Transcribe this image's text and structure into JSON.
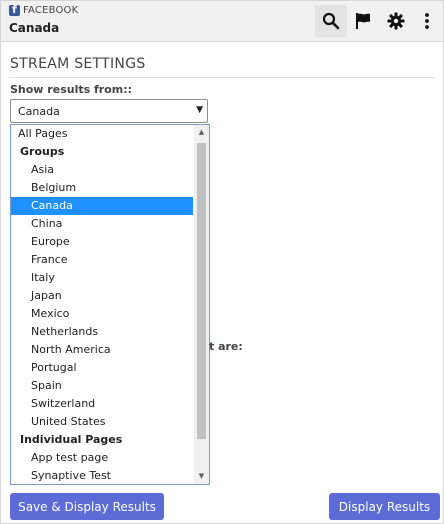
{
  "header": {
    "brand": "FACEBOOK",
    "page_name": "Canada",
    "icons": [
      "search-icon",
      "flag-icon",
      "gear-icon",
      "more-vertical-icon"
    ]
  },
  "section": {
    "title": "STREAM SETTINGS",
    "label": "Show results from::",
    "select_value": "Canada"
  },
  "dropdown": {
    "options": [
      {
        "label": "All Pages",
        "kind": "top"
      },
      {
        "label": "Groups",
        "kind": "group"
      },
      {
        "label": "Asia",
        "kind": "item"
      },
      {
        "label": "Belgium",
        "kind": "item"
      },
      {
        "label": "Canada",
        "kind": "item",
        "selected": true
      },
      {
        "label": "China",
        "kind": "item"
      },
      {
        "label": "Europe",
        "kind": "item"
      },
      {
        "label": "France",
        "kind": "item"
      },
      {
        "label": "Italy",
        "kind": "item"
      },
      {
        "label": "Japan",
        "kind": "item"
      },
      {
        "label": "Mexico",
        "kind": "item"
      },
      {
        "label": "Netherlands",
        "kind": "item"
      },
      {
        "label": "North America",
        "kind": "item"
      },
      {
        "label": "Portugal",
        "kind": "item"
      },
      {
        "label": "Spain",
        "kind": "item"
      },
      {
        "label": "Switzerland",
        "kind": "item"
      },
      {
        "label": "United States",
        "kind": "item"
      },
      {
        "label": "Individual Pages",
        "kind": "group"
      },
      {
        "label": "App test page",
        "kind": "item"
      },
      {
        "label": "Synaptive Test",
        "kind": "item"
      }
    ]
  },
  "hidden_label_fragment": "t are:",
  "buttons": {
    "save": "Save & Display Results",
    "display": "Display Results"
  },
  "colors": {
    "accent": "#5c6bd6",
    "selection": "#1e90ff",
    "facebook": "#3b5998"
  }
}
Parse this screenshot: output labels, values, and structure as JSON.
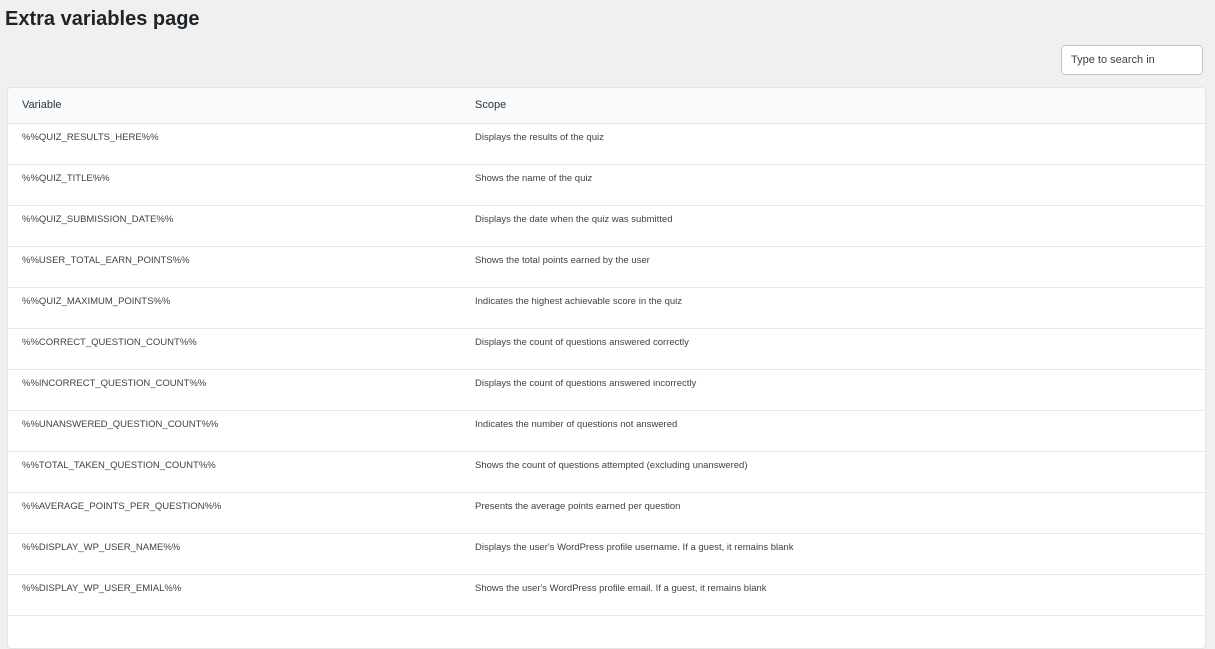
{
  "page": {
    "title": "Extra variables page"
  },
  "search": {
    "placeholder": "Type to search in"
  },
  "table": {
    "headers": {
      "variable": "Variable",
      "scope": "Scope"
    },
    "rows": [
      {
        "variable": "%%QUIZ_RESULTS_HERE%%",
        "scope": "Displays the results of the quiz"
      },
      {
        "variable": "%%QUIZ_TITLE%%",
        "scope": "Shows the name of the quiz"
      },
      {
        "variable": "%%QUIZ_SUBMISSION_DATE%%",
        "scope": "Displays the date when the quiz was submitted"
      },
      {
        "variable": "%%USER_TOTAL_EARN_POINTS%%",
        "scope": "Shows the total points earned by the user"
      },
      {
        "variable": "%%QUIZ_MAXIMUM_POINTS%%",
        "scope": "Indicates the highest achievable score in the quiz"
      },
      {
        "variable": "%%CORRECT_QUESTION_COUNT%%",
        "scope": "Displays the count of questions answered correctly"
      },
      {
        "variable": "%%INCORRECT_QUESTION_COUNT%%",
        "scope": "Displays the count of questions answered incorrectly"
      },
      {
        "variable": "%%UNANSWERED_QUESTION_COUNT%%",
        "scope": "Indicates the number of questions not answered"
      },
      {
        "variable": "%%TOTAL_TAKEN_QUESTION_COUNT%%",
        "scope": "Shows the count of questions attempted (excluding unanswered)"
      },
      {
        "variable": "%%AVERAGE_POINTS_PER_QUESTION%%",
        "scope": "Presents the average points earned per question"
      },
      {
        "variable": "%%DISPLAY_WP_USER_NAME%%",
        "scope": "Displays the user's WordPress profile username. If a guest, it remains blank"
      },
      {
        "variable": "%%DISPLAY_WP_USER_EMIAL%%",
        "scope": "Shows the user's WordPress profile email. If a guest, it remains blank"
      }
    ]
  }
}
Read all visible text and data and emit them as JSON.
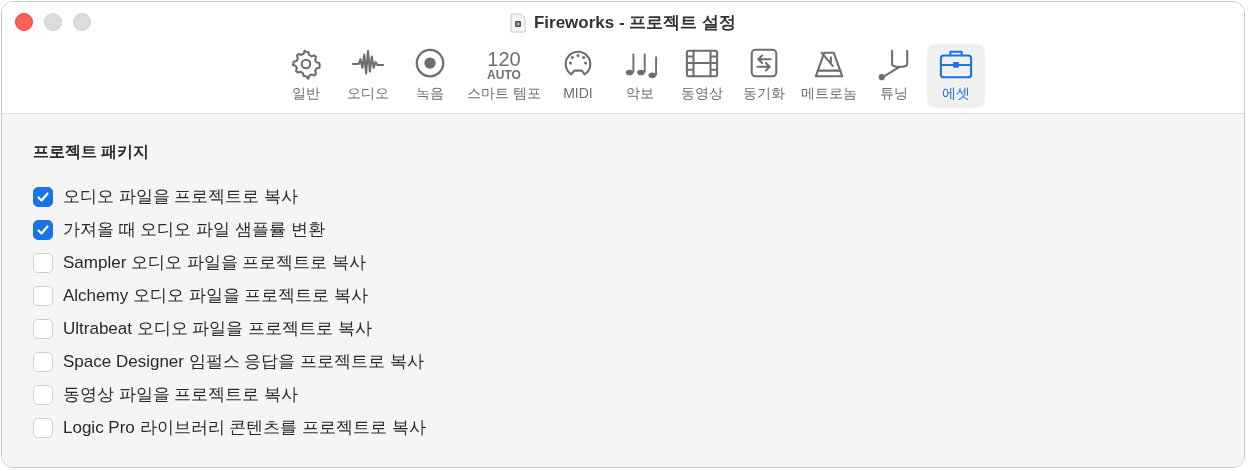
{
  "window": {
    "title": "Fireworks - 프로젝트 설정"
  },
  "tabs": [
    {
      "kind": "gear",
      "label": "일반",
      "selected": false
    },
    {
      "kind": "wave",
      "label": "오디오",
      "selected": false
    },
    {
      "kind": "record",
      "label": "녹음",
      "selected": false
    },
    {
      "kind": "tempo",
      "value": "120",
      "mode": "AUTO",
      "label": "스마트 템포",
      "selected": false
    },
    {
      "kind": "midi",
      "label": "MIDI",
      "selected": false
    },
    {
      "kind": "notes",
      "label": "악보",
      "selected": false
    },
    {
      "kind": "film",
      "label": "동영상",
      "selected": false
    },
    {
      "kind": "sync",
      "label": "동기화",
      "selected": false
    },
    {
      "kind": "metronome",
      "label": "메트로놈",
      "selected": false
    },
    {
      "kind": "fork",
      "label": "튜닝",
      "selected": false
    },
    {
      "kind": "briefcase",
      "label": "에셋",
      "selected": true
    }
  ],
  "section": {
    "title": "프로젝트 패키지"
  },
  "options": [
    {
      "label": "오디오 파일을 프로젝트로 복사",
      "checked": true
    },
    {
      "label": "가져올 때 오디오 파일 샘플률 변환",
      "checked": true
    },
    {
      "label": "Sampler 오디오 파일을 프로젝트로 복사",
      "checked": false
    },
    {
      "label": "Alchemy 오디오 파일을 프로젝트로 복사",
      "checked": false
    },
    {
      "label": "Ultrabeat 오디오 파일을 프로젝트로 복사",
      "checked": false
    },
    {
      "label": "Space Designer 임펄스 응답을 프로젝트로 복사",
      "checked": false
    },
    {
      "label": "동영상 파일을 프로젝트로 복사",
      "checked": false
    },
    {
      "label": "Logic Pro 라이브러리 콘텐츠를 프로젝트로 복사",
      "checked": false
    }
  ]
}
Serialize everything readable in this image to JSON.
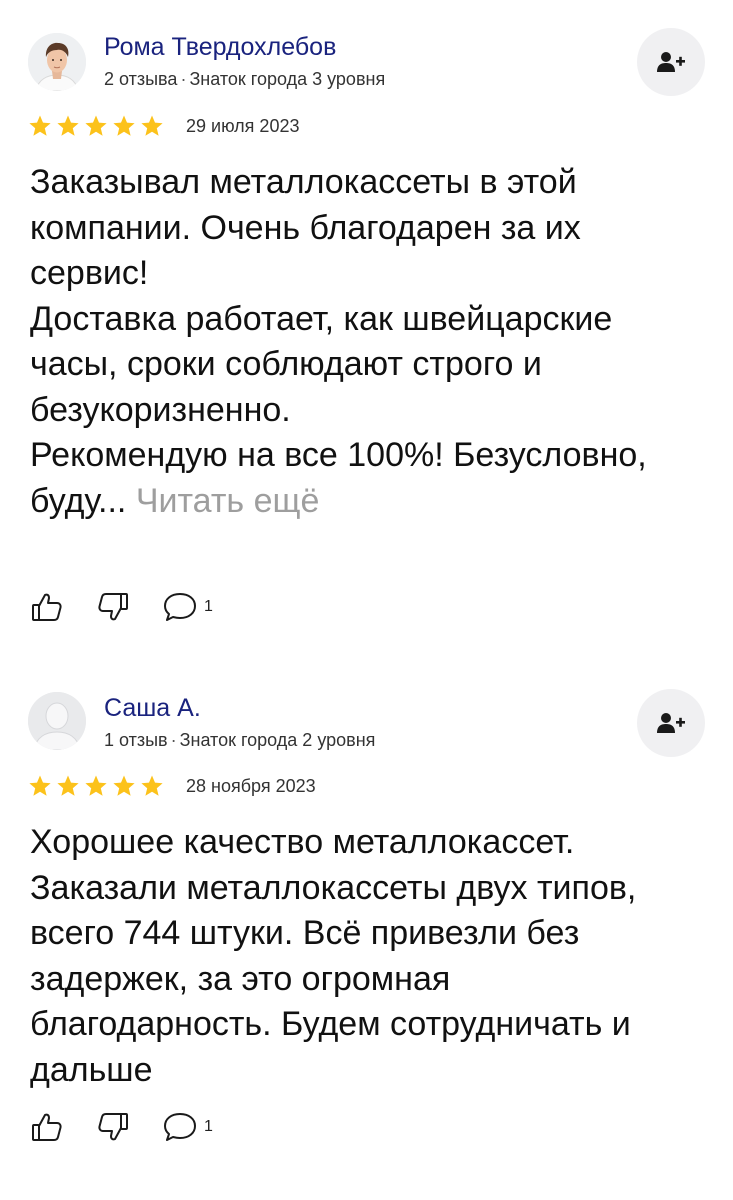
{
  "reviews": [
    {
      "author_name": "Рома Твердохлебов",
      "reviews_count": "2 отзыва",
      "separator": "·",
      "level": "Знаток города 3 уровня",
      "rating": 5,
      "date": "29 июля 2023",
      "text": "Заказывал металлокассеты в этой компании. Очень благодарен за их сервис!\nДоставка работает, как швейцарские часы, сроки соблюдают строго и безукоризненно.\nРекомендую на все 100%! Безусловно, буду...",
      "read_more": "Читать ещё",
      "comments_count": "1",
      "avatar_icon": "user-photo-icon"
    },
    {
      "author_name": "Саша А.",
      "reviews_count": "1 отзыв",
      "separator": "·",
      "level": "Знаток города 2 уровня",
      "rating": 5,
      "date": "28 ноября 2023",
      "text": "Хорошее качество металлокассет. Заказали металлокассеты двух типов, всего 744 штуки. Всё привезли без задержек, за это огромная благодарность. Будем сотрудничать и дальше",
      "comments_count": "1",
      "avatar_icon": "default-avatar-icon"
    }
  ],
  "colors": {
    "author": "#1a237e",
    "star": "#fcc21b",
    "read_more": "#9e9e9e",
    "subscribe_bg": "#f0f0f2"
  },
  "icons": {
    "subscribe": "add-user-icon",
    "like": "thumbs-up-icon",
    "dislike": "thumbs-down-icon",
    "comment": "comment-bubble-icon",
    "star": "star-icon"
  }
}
----
◆ What you will do ◆
All of the material above is to be copied exactly, except for its images.

◆ Correct response ◆
Transcribe this image's text and structure into JSON.
{
  "header": {
    "brand": "FACEBOOK",
    "page_name": "Canada",
    "icons": [
      "search-icon",
      "flag-icon",
      "gear-icon",
      "more-vertical-icon"
    ]
  },
  "section": {
    "title": "STREAM SETTINGS",
    "label": "Show results from::",
    "select_value": "Canada"
  },
  "dropdown": {
    "options": [
      {
        "label": "All Pages",
        "kind": "top"
      },
      {
        "label": "Groups",
        "kind": "group"
      },
      {
        "label": "Asia",
        "kind": "item"
      },
      {
        "label": "Belgium",
        "kind": "item"
      },
      {
        "label": "Canada",
        "kind": "item",
        "selected": true
      },
      {
        "label": "China",
        "kind": "item"
      },
      {
        "label": "Europe",
        "kind": "item"
      },
      {
        "label": "France",
        "kind": "item"
      },
      {
        "label": "Italy",
        "kind": "item"
      },
      {
        "label": "Japan",
        "kind": "item"
      },
      {
        "label": "Mexico",
        "kind": "item"
      },
      {
        "label": "Netherlands",
        "kind": "item"
      },
      {
        "label": "North America",
        "kind": "item"
      },
      {
        "label": "Portugal",
        "kind": "item"
      },
      {
        "label": "Spain",
        "kind": "item"
      },
      {
        "label": "Switzerland",
        "kind": "item"
      },
      {
        "label": "United States",
        "kind": "item"
      },
      {
        "label": "Individual Pages",
        "kind": "group"
      },
      {
        "label": "App test page",
        "kind": "item"
      },
      {
        "label": "Synaptive Test",
        "kind": "item"
      }
    ]
  },
  "hidden_label_fragment": "t are:",
  "buttons": {
    "save": "Save & Display Results",
    "display": "Display Results"
  },
  "colors": {
    "accent": "#5c6bd6",
    "selection": "#1e90ff",
    "facebook": "#3b5998"
  }
}
Parse this screenshot: output labels, values, and structure as JSON.
{
  "page": {
    "title": "Extra variables page"
  },
  "search": {
    "placeholder": "Type to search in"
  },
  "table": {
    "headers": {
      "variable": "Variable",
      "scope": "Scope"
    },
    "rows": [
      {
        "variable": "%%QUIZ_RESULTS_HERE%%",
        "scope": "Displays the results of the quiz"
      },
      {
        "variable": "%%QUIZ_TITLE%%",
        "scope": "Shows the name of the quiz"
      },
      {
        "variable": "%%QUIZ_SUBMISSION_DATE%%",
        "scope": "Displays the date when the quiz was submitted"
      },
      {
        "variable": "%%USER_TOTAL_EARN_POINTS%%",
        "scope": "Shows the total points earned by the user"
      },
      {
        "variable": "%%QUIZ_MAXIMUM_POINTS%%",
        "scope": "Indicates the highest achievable score in the quiz"
      },
      {
        "variable": "%%CORRECT_QUESTION_COUNT%%",
        "scope": "Displays the count of questions answered correctly"
      },
      {
        "variable": "%%INCORRECT_QUESTION_COUNT%%",
        "scope": "Displays the count of questions answered incorrectly"
      },
      {
        "variable": "%%UNANSWERED_QUESTION_COUNT%%",
        "scope": "Indicates the number of questions not answered"
      },
      {
        "variable": "%%TOTAL_TAKEN_QUESTION_COUNT%%",
        "scope": "Shows the count of questions attempted (excluding unanswered)"
      },
      {
        "variable": "%%AVERAGE_POINTS_PER_QUESTION%%",
        "scope": "Presents the average points earned per question"
      },
      {
        "variable": "%%DISPLAY_WP_USER_NAME%%",
        "scope": "Displays the user's WordPress profile username. If a guest, it remains blank"
      },
      {
        "variable": "%%DISPLAY_WP_USER_EMIAL%%",
        "scope": "Shows the user's WordPress profile email. If a guest, it remains blank"
      }
    ]
  }
}
Read all visible text and data and emit them as JSON.
{
  "window": {
    "title": "Fireworks - 프로젝트 설정"
  },
  "tabs": [
    {
      "kind": "gear",
      "label": "일반",
      "selected": false
    },
    {
      "kind": "wave",
      "label": "오디오",
      "selected": false
    },
    {
      "kind": "record",
      "label": "녹음",
      "selected": false
    },
    {
      "kind": "tempo",
      "value": "120",
      "mode": "AUTO",
      "label": "스마트 템포",
      "selected": false
    },
    {
      "kind": "midi",
      "label": "MIDI",
      "selected": false
    },
    {
      "kind": "notes",
      "label": "악보",
      "selected": false
    },
    {
      "kind": "film",
      "label": "동영상",
      "selected": false
    },
    {
      "kind": "sync",
      "label": "동기화",
      "selected": false
    },
    {
      "kind": "metronome",
      "label": "메트로놈",
      "selected": false
    },
    {
      "kind": "fork",
      "label": "튜닝",
      "selected": false
    },
    {
      "kind": "briefcase",
      "label": "에셋",
      "selected": true
    }
  ],
  "section": {
    "title": "프로젝트 패키지"
  },
  "options": [
    {
      "label": "오디오 파일을 프로젝트로 복사",
      "checked": true
    },
    {
      "label": "가져올 때 오디오 파일 샘플률 변환",
      "checked": true
    },
    {
      "label": "Sampler 오디오 파일을 프로젝트로 복사",
      "checked": false
    },
    {
      "label": "Alchemy 오디오 파일을 프로젝트로 복사",
      "checked": false
    },
    {
      "label": "Ultrabeat 오디오 파일을 프로젝트로 복사",
      "checked": false
    },
    {
      "label": "Space Designer 임펄스 응답을 프로젝트로 복사",
      "checked": false
    },
    {
      "label": "동영상 파일을 프로젝트로 복사",
      "checked": false
    },
    {
      "label": "Logic Pro 라이브러리 콘텐츠를 프로젝트로 복사",
      "checked": false
    }
  ]
}
Serialize everything readable in this image to JSON.
{
  "reviews": [
    {
      "author_name": "Рома Твердохлебов",
      "reviews_count": "2 отзыва",
      "separator": "·",
      "level": "Знаток города 3 уровня",
      "rating": 5,
      "date": "29 июля 2023",
      "text": "Заказывал металлокассеты в этой компании. Очень благодарен за их сервис!\nДоставка работает, как швейцарские часы, сроки соблюдают строго и безукоризненно.\nРекомендую на все 100%! Безусловно, буду...",
      "read_more": "Читать ещё",
      "comments_count": "1",
      "avatar_icon": "user-photo-icon"
    },
    {
      "author_name": "Саша А.",
      "reviews_count": "1 отзыв",
      "separator": "·",
      "level": "Знаток города 2 уровня",
      "rating": 5,
      "date": "28 ноября 2023",
      "text": "Хорошее качество металлокассет. Заказали металлокассеты двух типов, всего 744 штуки. Всё привезли без задержек, за это огромная благодарность. Будем сотрудничать и дальше",
      "comments_count": "1",
      "avatar_icon": "default-avatar-icon"
    }
  ],
  "colors": {
    "author": "#1a237e",
    "star": "#fcc21b",
    "read_more": "#9e9e9e",
    "subscribe_bg": "#f0f0f2"
  },
  "icons": {
    "subscribe": "add-user-icon",
    "like": "thumbs-up-icon",
    "dislike": "thumbs-down-icon",
    "comment": "comment-bubble-icon",
    "star": "star-icon"
  }
}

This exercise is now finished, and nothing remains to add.